— start STORED RECORDS —

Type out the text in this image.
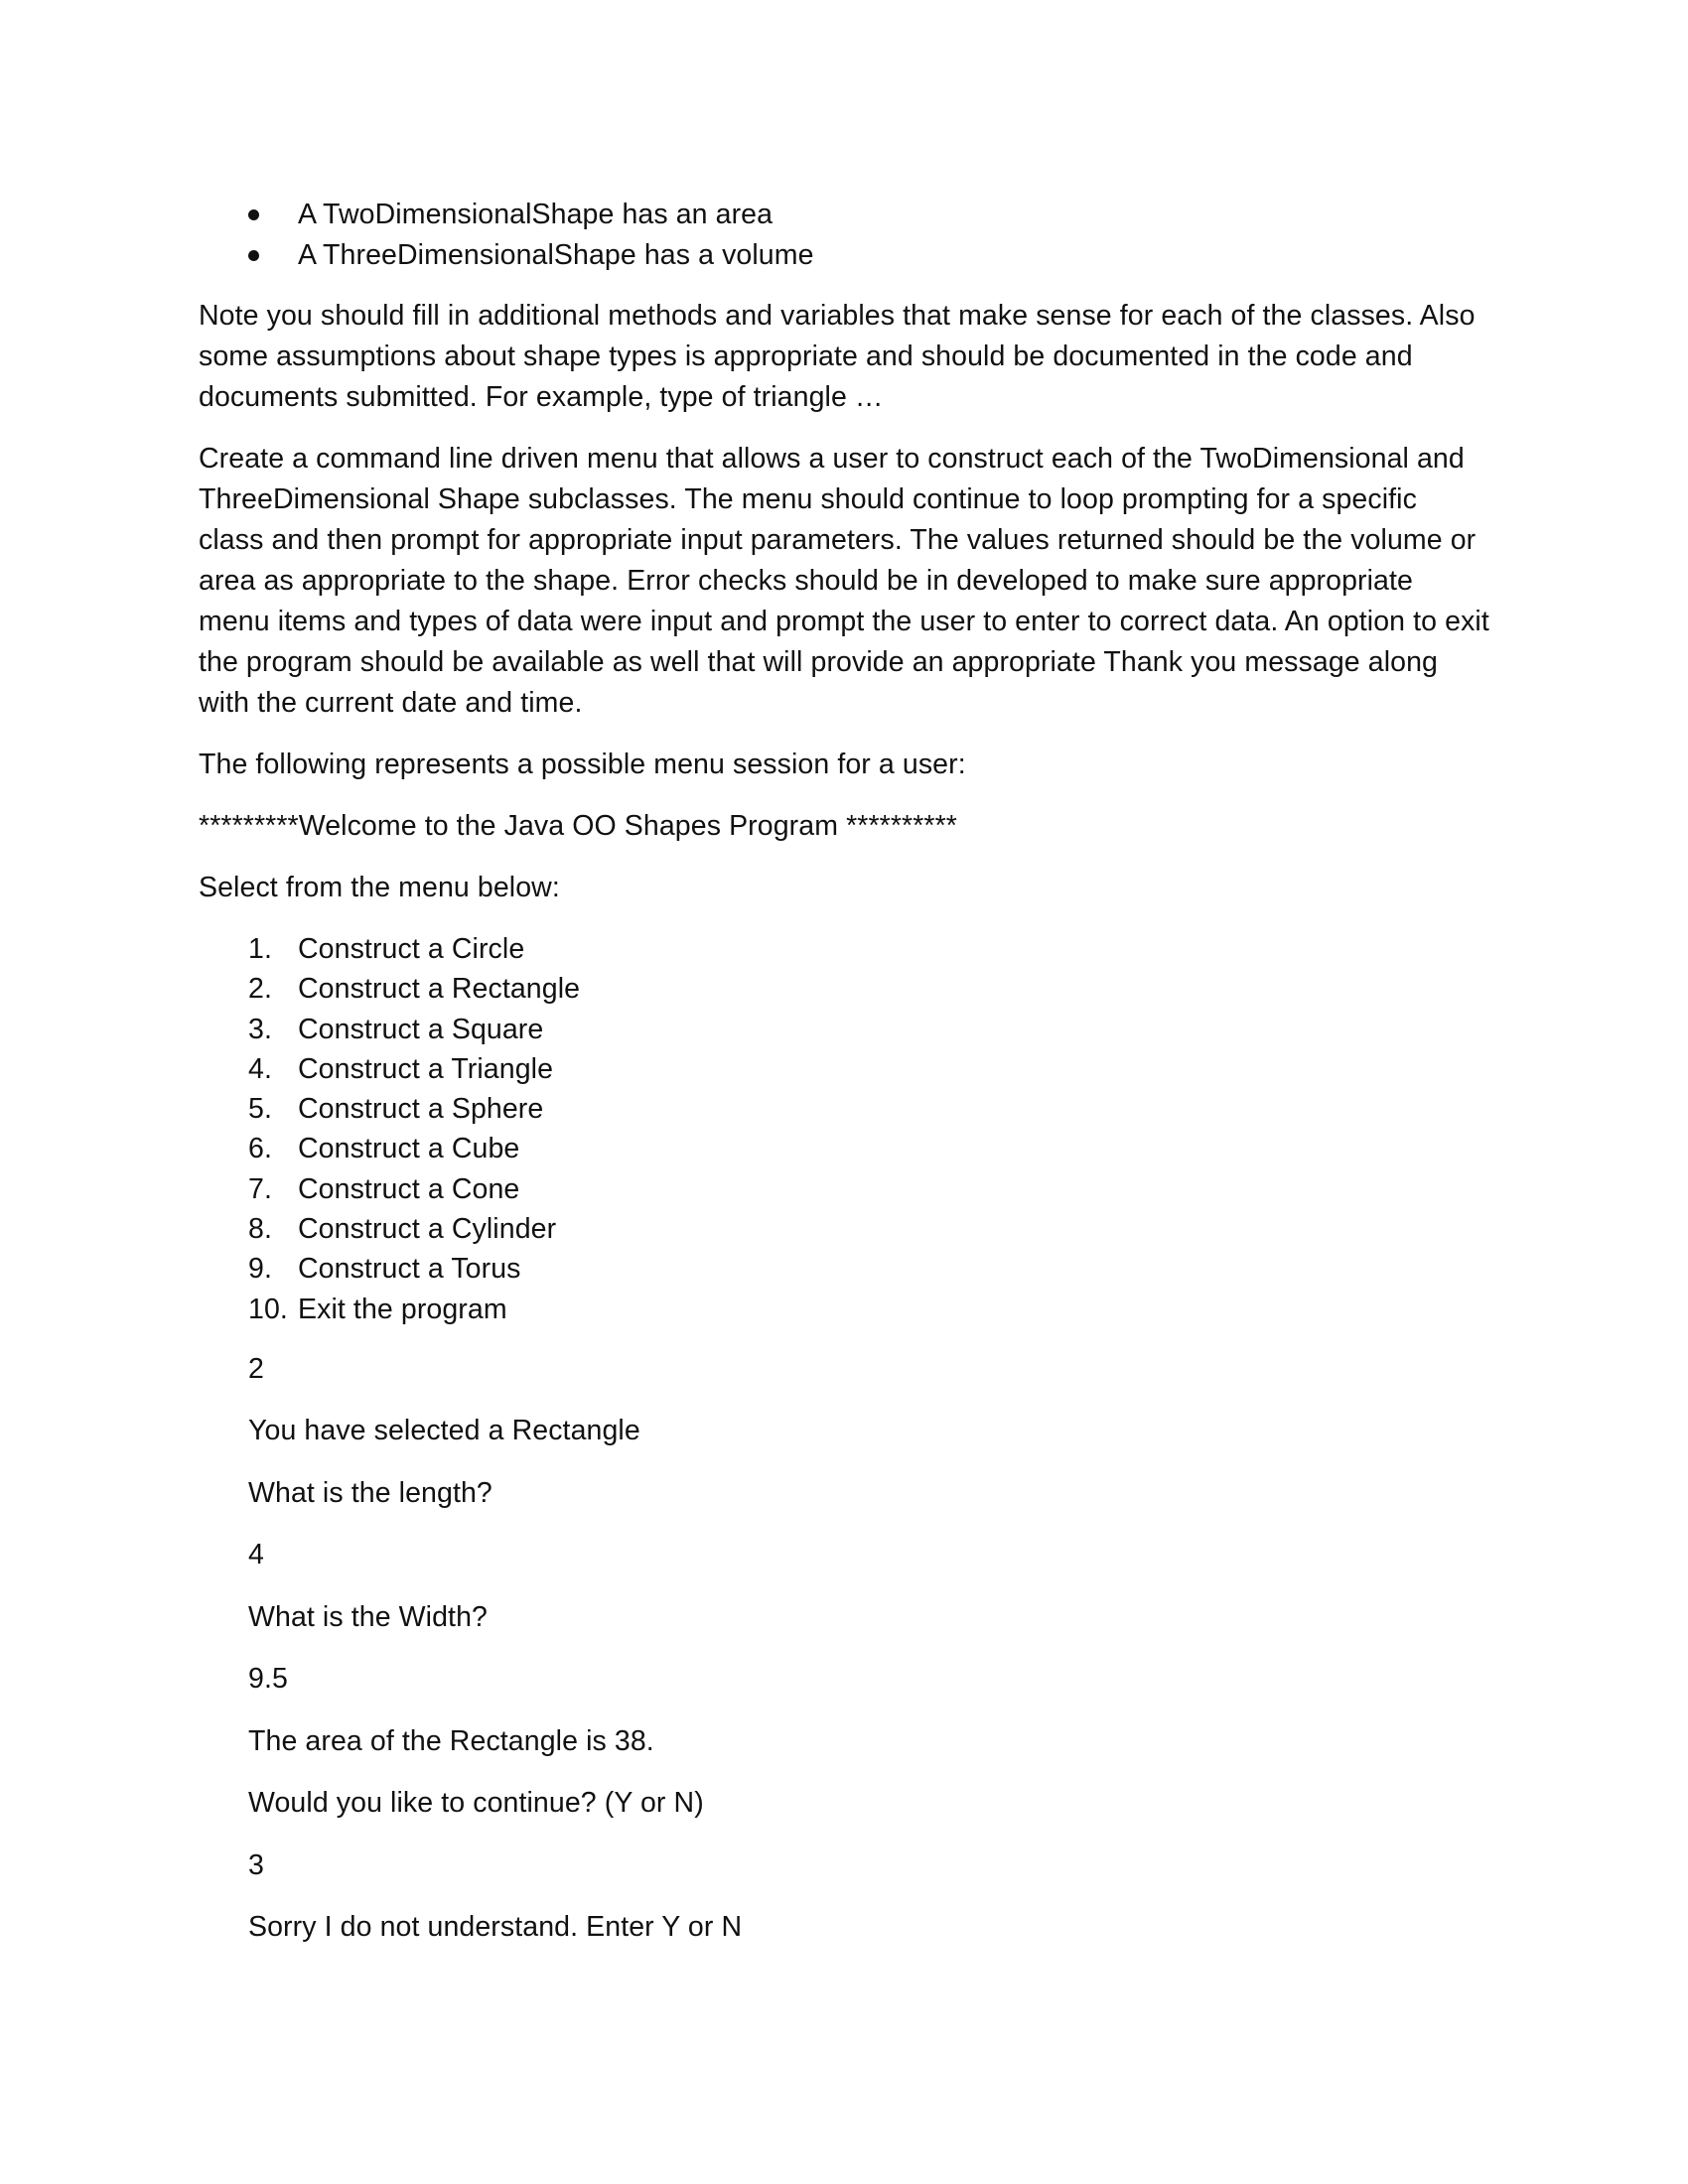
A TwoDimensionalShape has an area
A ThreeDimensionalShape has a volume

Note you should fill in additional methods and variables that make sense for each of the classes. Also some assumptions about shape types is appropriate and should be documented in the code and documents submitted. For example, type of triangle …

Create a command line driven menu that allows a user to construct each of the TwoDimensional and ThreeDimensional Shape subclasses. The menu should continue to loop prompting for a specific class and then prompt for appropriate input parameters. The values returned should be the volume or area as appropriate to the shape. Error checks should be in developed to make sure appropriate menu items and types of data were input and prompt the user to enter to correct data. An option to exit the program should be available as well that will provide an appropriate Thank you message along with the current date and time.

The following represents a possible menu session for a user:

*********Welcome to the Java OO Shapes Program **********

Select from the menu below:

1. Construct a Circle
2. Construct a Rectangle
3. Construct a Square
4. Construct a Triangle
5. Construct a Sphere
6. Construct a Cube
7. Construct a Cone
8. Construct a Cylinder
9. Construct a Torus
10. Exit the program

2

You have selected a Rectangle

What is the length?

4

What is the Width?

9.5

The area of the Rectangle is 38.

Would you like to continue? (Y or N)

3

Sorry I do not understand. Enter Y or N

— end STORED RECORDS —

> **REQUEST**:
Write the records above out again exactly, with no pictures in your copy.

> **ANSWER FOR THE TASK**:
Type out the text in this image.
A TwoDimensionalShape has an area
A ThreeDimensionalShape has a volume

Note you should fill in additional methods and variables that make sense for each of the classes. Also some assumptions about shape types is appropriate and should be documented in the code and documents submitted. For example, type of triangle …

Create a command line driven menu that allows a user to construct each of the TwoDimensional and ThreeDimensional Shape subclasses. The menu should continue to loop prompting for a specific class and then prompt for appropriate input parameters. The values returned should be the volume or area as appropriate to the shape. Error checks should be in developed to make sure appropriate menu items and types of data were input and prompt the user to enter to correct data. An option to exit the program should be available as well that will provide an appropriate Thank you message along with the current date and time.

The following represents a possible menu session for a user:

*********Welcome to the Java OO Shapes Program **********

Select from the menu below:

1. Construct a Circle
2. Construct a Rectangle
3. Construct a Square
4. Construct a Triangle
5. Construct a Sphere
6. Construct a Cube
7. Construct a Cone
8. Construct a Cylinder
9. Construct a Torus
10. Exit the program

2

You have selected a Rectangle

What is the length?

4

What is the Width?

9.5

The area of the Rectangle is 38.

Would you like to continue? (Y or N)

3

Sorry I do not understand. Enter Y or N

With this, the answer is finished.